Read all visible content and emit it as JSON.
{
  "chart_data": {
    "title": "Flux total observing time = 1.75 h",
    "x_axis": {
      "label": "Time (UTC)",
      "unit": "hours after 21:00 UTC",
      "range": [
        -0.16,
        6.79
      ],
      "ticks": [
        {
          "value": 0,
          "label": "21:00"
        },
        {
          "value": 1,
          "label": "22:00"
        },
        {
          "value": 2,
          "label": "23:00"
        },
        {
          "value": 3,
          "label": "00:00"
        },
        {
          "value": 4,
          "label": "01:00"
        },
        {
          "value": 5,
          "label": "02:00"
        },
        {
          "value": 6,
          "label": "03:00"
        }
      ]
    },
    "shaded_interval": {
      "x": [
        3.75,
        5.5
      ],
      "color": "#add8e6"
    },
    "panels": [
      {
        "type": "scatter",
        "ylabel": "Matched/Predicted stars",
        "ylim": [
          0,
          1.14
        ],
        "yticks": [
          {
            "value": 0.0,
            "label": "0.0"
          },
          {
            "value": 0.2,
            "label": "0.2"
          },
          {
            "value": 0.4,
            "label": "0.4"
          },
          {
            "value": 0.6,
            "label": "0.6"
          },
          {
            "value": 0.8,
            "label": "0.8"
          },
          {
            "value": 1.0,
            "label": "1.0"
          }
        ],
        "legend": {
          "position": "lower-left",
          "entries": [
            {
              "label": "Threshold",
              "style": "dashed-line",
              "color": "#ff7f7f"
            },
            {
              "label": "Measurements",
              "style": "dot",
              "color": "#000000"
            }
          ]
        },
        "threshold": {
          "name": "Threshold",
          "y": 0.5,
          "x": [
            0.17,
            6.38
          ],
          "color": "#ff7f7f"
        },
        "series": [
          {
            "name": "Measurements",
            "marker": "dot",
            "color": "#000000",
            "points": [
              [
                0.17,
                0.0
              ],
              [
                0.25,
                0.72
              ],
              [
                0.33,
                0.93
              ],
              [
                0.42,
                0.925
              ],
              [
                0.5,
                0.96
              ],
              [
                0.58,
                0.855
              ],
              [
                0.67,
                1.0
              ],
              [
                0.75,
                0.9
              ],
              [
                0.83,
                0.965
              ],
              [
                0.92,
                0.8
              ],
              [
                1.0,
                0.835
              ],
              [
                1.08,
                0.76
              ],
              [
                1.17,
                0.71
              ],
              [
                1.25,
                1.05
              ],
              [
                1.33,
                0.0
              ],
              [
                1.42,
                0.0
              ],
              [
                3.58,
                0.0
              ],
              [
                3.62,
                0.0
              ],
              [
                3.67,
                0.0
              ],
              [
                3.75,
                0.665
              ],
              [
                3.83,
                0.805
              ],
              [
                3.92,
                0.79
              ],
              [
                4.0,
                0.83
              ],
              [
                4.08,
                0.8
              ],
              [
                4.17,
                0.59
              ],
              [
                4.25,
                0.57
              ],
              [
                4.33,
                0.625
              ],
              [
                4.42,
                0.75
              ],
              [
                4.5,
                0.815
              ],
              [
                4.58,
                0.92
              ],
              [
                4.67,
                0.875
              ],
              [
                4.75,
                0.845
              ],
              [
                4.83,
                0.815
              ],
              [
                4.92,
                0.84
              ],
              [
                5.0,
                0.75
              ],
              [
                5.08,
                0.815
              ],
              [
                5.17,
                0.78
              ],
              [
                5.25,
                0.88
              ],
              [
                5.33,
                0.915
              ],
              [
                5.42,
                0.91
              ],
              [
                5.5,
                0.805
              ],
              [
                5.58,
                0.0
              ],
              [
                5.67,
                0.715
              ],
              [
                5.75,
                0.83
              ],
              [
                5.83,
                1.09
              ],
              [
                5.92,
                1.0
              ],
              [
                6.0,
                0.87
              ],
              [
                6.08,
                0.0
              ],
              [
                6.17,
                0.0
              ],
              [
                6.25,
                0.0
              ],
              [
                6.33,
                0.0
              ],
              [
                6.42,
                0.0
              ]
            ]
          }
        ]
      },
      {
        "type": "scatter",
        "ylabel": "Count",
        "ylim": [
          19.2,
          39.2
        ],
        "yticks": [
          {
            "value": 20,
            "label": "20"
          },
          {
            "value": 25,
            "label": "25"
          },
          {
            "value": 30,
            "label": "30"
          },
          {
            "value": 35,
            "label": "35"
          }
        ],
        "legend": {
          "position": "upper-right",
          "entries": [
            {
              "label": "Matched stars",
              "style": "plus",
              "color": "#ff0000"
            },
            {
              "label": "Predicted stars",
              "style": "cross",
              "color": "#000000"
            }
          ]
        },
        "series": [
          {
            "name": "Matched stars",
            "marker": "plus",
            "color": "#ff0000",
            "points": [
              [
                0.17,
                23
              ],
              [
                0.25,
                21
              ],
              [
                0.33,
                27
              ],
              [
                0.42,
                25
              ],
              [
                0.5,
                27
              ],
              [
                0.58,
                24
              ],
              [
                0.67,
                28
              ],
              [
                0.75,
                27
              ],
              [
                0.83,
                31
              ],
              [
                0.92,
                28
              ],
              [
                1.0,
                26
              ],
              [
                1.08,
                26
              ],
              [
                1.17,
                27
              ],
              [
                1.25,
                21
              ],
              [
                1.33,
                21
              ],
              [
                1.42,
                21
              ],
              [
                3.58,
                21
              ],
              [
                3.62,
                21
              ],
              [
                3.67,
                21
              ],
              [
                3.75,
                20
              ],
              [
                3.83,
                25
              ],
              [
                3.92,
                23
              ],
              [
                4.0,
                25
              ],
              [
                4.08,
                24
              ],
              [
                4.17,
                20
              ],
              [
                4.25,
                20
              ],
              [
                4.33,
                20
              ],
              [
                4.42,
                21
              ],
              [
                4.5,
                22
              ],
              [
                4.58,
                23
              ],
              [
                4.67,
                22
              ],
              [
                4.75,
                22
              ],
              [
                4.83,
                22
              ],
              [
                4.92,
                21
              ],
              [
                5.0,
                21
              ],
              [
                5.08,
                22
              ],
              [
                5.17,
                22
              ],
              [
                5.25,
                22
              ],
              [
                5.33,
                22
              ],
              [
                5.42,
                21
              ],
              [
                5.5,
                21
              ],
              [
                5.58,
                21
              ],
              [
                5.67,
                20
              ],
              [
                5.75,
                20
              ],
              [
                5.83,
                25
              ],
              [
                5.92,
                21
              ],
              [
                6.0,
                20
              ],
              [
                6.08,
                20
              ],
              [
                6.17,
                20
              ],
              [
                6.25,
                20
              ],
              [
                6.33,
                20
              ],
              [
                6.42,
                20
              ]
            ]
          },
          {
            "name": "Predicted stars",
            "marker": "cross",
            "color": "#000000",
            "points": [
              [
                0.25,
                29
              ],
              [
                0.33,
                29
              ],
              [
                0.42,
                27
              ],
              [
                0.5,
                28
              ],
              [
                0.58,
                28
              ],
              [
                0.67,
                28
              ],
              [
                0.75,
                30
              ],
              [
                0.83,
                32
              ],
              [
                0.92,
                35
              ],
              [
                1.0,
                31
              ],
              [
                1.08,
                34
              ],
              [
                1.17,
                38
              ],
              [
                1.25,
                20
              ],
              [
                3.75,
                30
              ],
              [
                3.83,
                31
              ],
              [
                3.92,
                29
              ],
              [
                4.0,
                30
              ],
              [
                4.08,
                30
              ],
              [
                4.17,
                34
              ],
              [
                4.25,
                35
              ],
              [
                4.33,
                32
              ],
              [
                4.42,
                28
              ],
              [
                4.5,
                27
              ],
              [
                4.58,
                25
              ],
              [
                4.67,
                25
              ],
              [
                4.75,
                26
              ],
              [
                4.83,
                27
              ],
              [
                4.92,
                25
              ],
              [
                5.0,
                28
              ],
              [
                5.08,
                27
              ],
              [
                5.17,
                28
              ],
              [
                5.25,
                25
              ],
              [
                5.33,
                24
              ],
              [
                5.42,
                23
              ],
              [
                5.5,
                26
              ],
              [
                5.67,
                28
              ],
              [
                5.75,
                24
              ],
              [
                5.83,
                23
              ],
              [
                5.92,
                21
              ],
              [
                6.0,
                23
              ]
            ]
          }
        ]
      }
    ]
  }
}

· · ·

■ TASK DESCRIPTION ■
Where a line holds the string "marker", copy that line.

■ OUTPUT FOR THIS TASK ■
            "marker": "dot",
            "marker": "plus",
            "marker": "cross",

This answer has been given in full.